> [Work to complete] Scan the lines below; pull out those with "alkoholiriippuvuuden".

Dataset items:
## Start
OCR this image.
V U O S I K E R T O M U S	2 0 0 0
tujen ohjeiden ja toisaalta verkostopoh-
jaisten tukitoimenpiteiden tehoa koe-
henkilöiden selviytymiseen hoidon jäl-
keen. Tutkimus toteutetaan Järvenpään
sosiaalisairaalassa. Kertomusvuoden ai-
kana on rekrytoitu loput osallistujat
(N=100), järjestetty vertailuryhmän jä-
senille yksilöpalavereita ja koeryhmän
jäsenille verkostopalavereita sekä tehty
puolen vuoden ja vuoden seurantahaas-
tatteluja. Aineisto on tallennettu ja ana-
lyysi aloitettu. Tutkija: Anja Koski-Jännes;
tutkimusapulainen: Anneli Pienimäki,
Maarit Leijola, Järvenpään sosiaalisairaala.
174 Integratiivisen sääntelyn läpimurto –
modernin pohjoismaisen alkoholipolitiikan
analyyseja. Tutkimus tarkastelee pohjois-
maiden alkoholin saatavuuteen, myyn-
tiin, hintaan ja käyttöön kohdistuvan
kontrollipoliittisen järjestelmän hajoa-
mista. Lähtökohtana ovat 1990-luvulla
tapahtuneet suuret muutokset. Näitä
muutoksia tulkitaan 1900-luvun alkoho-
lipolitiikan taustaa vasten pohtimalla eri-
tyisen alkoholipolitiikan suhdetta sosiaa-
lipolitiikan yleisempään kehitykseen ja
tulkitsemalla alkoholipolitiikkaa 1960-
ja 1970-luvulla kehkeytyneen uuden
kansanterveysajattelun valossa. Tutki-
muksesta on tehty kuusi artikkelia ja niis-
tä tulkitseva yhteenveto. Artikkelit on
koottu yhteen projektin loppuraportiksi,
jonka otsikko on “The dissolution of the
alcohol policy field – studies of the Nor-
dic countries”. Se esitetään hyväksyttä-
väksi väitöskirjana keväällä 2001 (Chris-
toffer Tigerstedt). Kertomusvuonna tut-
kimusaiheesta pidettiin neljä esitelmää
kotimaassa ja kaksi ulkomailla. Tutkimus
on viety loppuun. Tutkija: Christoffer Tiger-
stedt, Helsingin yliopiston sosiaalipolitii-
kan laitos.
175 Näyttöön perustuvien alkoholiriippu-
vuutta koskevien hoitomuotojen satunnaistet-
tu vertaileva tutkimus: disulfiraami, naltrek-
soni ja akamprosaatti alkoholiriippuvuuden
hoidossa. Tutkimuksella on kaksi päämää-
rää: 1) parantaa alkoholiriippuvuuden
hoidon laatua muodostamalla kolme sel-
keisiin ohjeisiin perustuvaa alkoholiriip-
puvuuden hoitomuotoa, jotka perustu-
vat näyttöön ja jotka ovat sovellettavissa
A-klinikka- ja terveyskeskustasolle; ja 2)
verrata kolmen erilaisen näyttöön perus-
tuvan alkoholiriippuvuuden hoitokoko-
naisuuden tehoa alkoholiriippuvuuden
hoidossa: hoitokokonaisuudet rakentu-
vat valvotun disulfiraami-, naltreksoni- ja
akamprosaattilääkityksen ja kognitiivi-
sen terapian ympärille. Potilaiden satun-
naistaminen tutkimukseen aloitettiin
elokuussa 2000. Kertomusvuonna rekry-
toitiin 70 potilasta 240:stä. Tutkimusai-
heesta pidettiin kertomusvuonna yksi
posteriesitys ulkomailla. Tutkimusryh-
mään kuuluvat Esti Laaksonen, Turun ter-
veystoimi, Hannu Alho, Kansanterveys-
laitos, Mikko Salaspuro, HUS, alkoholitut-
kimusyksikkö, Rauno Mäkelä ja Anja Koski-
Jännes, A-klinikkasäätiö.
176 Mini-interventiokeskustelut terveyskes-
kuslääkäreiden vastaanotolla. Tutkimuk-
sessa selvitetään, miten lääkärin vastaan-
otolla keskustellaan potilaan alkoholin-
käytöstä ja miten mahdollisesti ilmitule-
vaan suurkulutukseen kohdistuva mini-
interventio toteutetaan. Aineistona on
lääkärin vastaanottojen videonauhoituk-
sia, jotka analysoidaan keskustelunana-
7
## End
## Start
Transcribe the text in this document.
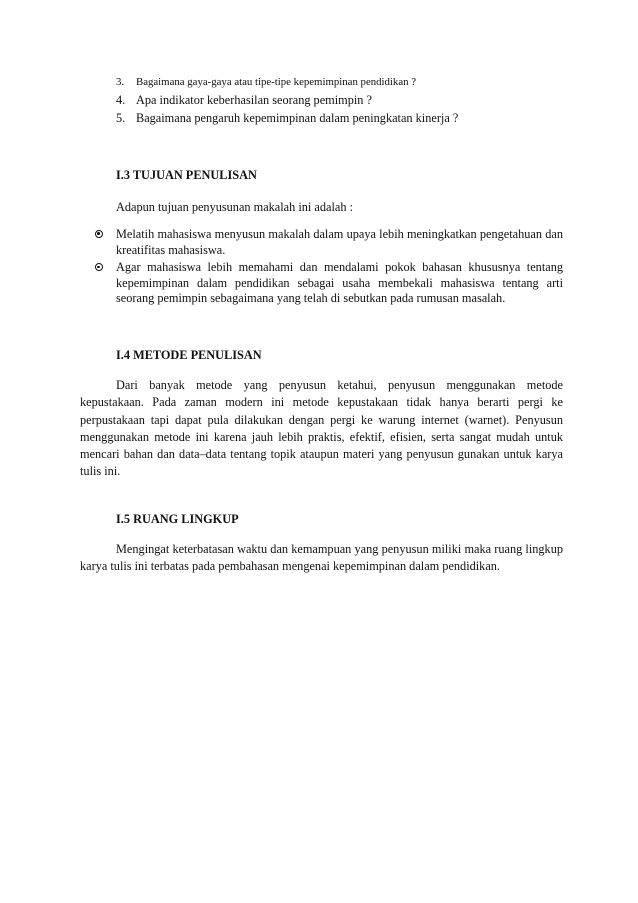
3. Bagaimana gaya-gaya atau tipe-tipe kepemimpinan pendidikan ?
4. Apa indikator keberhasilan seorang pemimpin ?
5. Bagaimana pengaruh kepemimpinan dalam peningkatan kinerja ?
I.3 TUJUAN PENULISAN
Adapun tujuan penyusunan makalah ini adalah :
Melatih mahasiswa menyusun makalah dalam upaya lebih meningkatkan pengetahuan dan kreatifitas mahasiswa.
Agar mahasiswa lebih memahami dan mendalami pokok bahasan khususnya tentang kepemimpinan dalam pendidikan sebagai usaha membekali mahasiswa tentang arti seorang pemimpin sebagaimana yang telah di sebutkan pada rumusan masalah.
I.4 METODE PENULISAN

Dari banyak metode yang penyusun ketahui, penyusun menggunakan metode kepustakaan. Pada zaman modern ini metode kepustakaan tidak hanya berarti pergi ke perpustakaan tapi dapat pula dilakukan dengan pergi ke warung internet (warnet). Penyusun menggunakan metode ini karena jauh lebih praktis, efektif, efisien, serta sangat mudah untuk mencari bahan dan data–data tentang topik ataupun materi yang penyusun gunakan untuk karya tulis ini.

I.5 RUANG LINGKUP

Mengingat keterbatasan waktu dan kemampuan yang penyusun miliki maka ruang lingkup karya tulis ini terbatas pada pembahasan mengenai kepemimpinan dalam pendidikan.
## End
> [The reply]
soni ja akamprosaatti alkoholiriippuvuuden
rää: 1) parantaa alkoholiriippuvuuden
tuvan alkoholiriippuvuuden hoitokoko-
naisuuden tehoa alkoholiriippuvuuden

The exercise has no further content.